▶ [WORK TO DO]: Below are the records. Count the lines containing the string "Plug", and reply with the number alone.

#####

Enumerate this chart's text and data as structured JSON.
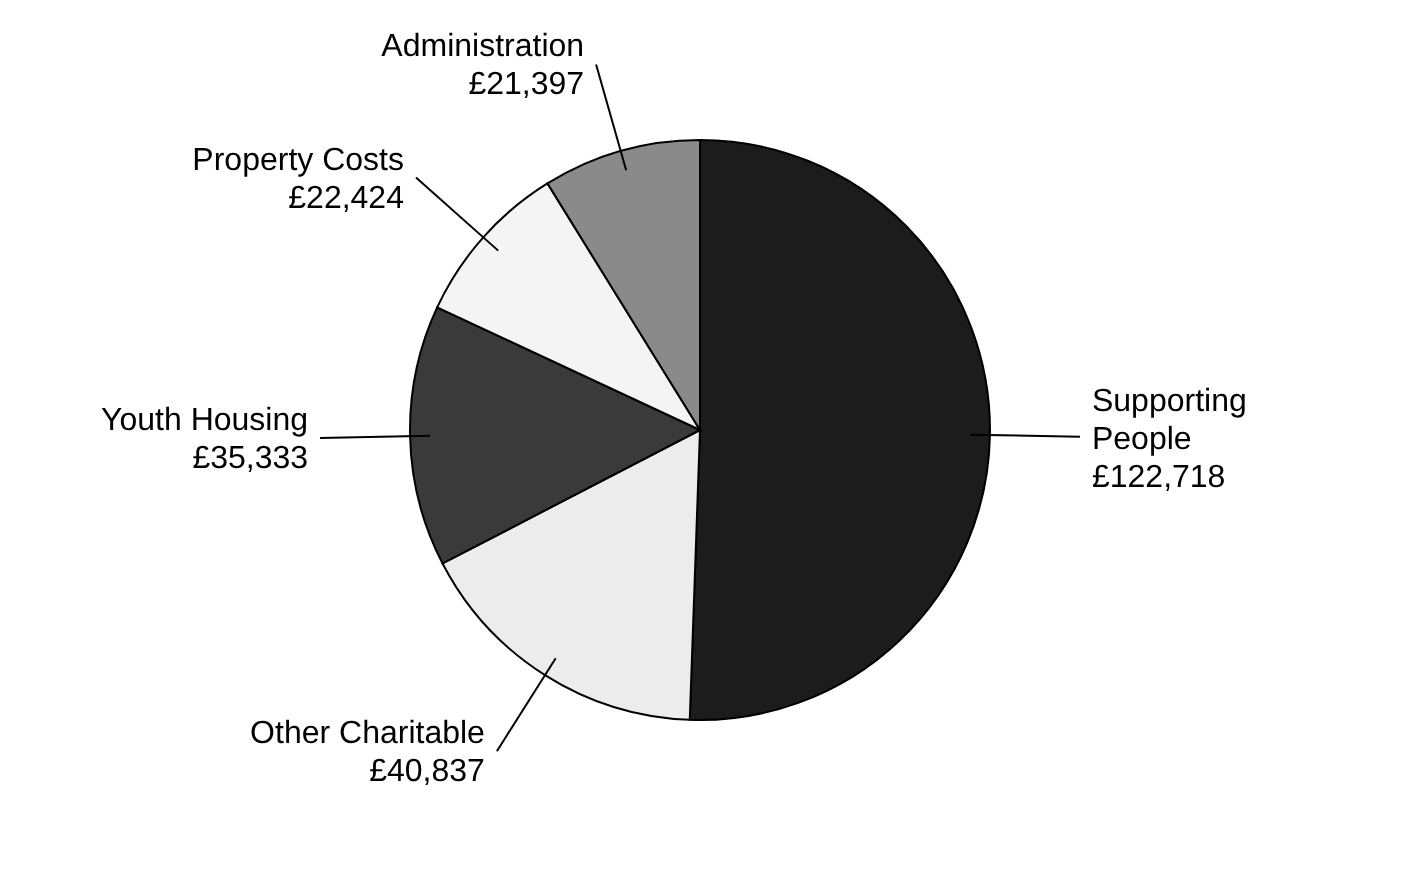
{
  "chart_data": {
    "type": "pie",
    "categories": [
      "Supporting People",
      "Other Charitable",
      "Youth Housing",
      "Property Costs",
      "Administration"
    ],
    "values": [
      122718,
      40837,
      35333,
      22424,
      21397
    ],
    "value_labels": [
      "£122,718",
      "£40,837",
      "£35,333",
      "£22,424",
      "£21,397"
    ],
    "colors": [
      "#1c1c1c",
      "#ececec",
      "#3a3a3a",
      "#f4f4f4",
      "#8a8a8a"
    ]
  }
}
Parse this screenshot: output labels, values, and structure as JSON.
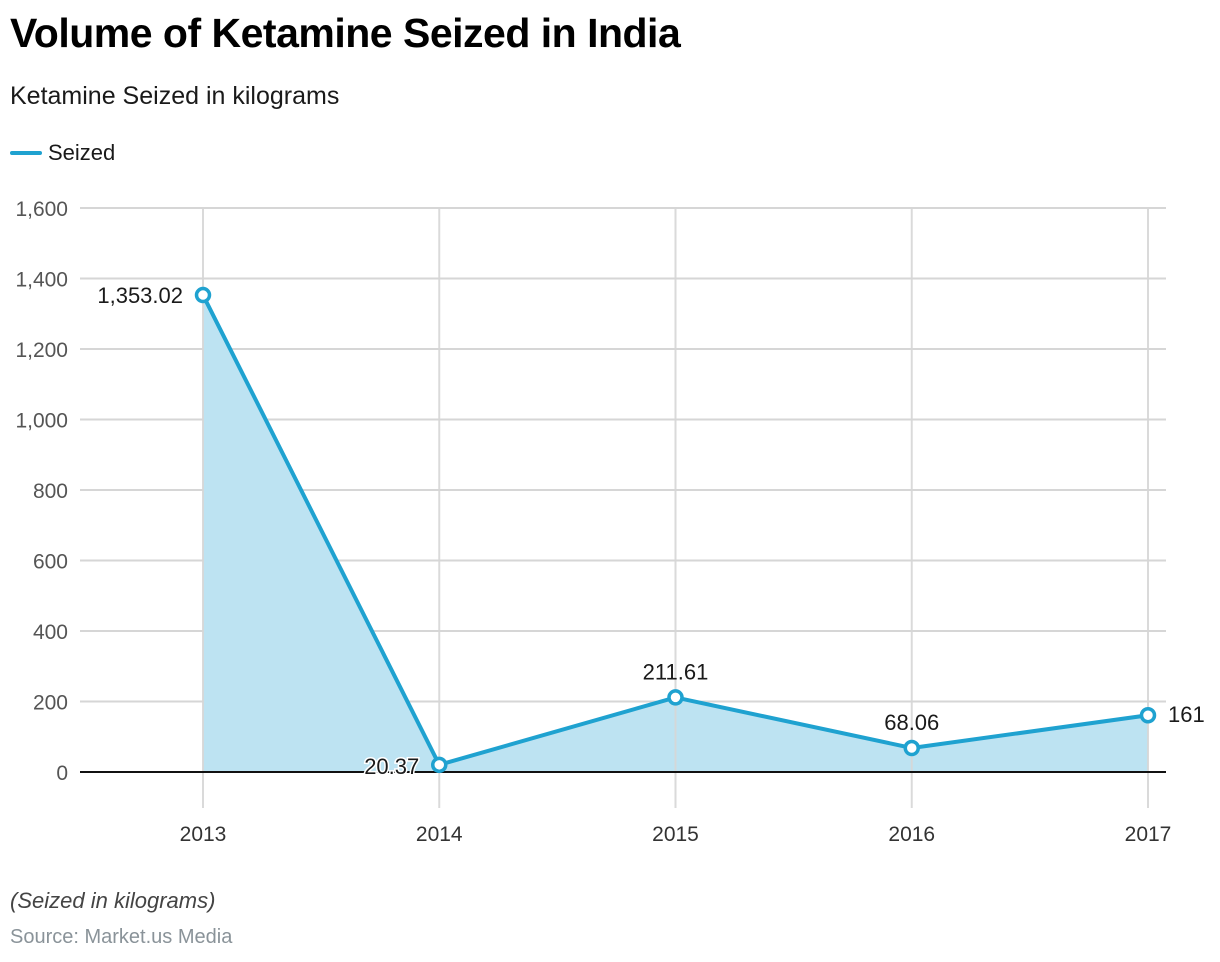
{
  "title": "Volume of Ketamine Seized in India",
  "subtitle": "Ketamine Seized in kilograms",
  "note": "(Seized in kilograms)",
  "source": "Source: Market.us Media",
  "colors": {
    "line": "#1fa2d0",
    "fill": "#bde3f2",
    "grid": "#d6d6d6",
    "axis": "#111111",
    "tick_text": "#555555",
    "label_text": "#1a1a1a"
  },
  "chart_data": {
    "type": "area",
    "title": "Volume of Ketamine Seized in India",
    "subtitle": "Ketamine Seized in kilograms",
    "xlabel": "",
    "ylabel": "",
    "categories": [
      "2013",
      "2014",
      "2015",
      "2016",
      "2017"
    ],
    "series": [
      {
        "name": "Seized",
        "values": [
          1353.02,
          20.37,
          211.61,
          68.06,
          161
        ],
        "labels": [
          "1,353.02",
          "20.37",
          "211.61",
          "68.06",
          "161"
        ]
      }
    ],
    "ylim": [
      0,
      1600
    ],
    "yticks": [
      0,
      200,
      400,
      600,
      800,
      1000,
      1200,
      1400,
      1600
    ],
    "ytick_labels": [
      "0",
      "200",
      "400",
      "600",
      "800",
      "1,000",
      "1,200",
      "1,400",
      "1,600"
    ],
    "grid": true,
    "legend": "top-left"
  }
}
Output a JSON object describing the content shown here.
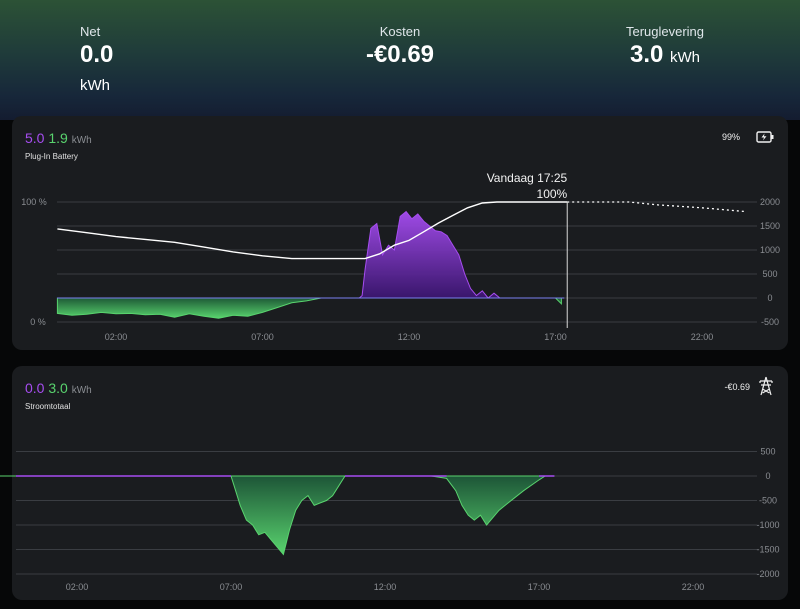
{
  "summary": {
    "net": {
      "label": "Net",
      "value": "0.0",
      "unit": "kWh"
    },
    "costs": {
      "label": "Kosten",
      "value": "-€0.69"
    },
    "return": {
      "label": "Teruglevering",
      "value": "3.0",
      "unit": "kWh"
    }
  },
  "battery_card": {
    "value_in": "5.0",
    "value_out": "1.9",
    "unit": "kWh",
    "title": "Plug-In Battery",
    "soc": "99%",
    "tooltip_time": "Vandaag 17:25",
    "tooltip_value": "100%"
  },
  "power_card": {
    "value_in": "0.0",
    "value_out": "3.0",
    "unit": "kWh",
    "title": "Stroomtotaal",
    "cost": "-€0.69"
  },
  "colors": {
    "import": "#a64df0",
    "export": "#59d36e",
    "soc_line": "#ffffff"
  },
  "chart_data": [
    {
      "type": "area",
      "title": "Plug-In Battery",
      "x_ticks": [
        "02:00",
        "07:00",
        "12:00",
        "17:00",
        "22:00"
      ],
      "left_axis": {
        "ticks": [
          "0 %",
          "100 %"
        ],
        "ylim": [
          0,
          100
        ]
      },
      "right_axis": {
        "ticks": [
          "2000",
          "1500",
          "1000",
          "500",
          "0",
          "-500"
        ],
        "ylim": [
          -500,
          2000
        ]
      },
      "series": [
        {
          "name": "",
          "kind": "soc_line",
          "x": [
            0,
            1,
            2,
            3,
            4,
            5,
            6,
            7,
            8,
            9,
            10,
            10.5,
            11,
            11.5,
            12,
            12.5,
            13,
            13.5,
            14,
            14.5,
            15,
            16,
            17,
            17.4
          ],
          "y": [
            72,
            68,
            64,
            61,
            58,
            53,
            48,
            44,
            41,
            41,
            41,
            41,
            46,
            55,
            60,
            69,
            78,
            86,
            94,
            99,
            100,
            100,
            100,
            100
          ]
        },
        {
          "name": "",
          "kind": "soc_forecast",
          "x": [
            17.4,
            19.5,
            20.5,
            22,
            23.5
          ],
          "y": [
            100,
            100,
            97,
            94,
            90
          ]
        },
        {
          "name": "",
          "kind": "battery_power",
          "x": [
            0,
            0.5,
            1,
            1.5,
            2,
            2.5,
            3,
            3.5,
            4,
            4.5,
            5,
            5.5,
            6,
            6.5,
            7,
            7.5,
            8,
            8.5,
            9,
            9.5,
            10,
            10.3,
            10.4,
            10.5,
            10.7,
            10.9,
            11.1,
            11.3,
            11.5,
            11.7,
            11.9,
            12.1,
            12.3,
            12.5,
            12.7,
            12.9,
            13.1,
            13.3,
            13.5,
            13.7,
            13.9,
            14.1,
            14.3,
            14.5,
            14.7,
            14.9,
            15.1,
            15.3,
            16,
            17,
            17.2
          ],
          "y": [
            -320,
            -360,
            -340,
            -300,
            -330,
            -320,
            -350,
            -340,
            -400,
            -330,
            -380,
            -420,
            -360,
            -380,
            -300,
            -200,
            -100,
            -60,
            0,
            0,
            0,
            0,
            50,
            600,
            1450,
            1550,
            900,
            1100,
            1000,
            1700,
            1800,
            1650,
            1750,
            1600,
            1500,
            1400,
            1380,
            1300,
            1100,
            900,
            500,
            200,
            50,
            150,
            0,
            100,
            0,
            0,
            0,
            0,
            -120
          ]
        }
      ]
    },
    {
      "type": "area",
      "title": "Stroomtotaal",
      "x_ticks": [
        "02:00",
        "07:00",
        "12:00",
        "17:00",
        "22:00"
      ],
      "y_ticks": [
        "500",
        "0",
        "-500",
        "-1000",
        "-1500",
        "-2000"
      ],
      "ylim": [
        -2000,
        500
      ],
      "series": [
        {
          "name": "",
          "kind": "grid_power",
          "x": [
            -1.5,
            7,
            7.1,
            7.3,
            7.5,
            7.7,
            7.9,
            8.1,
            8.3,
            8.5,
            8.7,
            8.9,
            9.1,
            9.3,
            9.5,
            9.7,
            9.9,
            10.1,
            10.3,
            10.5,
            10.7,
            11,
            12,
            13.5,
            14,
            14.3,
            14.5,
            14.7,
            14.9,
            15.1,
            15.3,
            15.5,
            15.7,
            16,
            16.5,
            17,
            17.2,
            17.5
          ],
          "y": [
            0,
            0,
            -200,
            -600,
            -900,
            -1000,
            -1200,
            -1150,
            -1300,
            -1450,
            -1600,
            -1100,
            -700,
            -500,
            -400,
            -600,
            -550,
            -500,
            -400,
            -200,
            0,
            0,
            0,
            0,
            -50,
            -300,
            -600,
            -800,
            -900,
            -800,
            -1000,
            -850,
            -700,
            -550,
            -300,
            -80,
            50,
            0
          ]
        }
      ]
    }
  ]
}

#####

▶ [WRITTEN ANSWER]: 2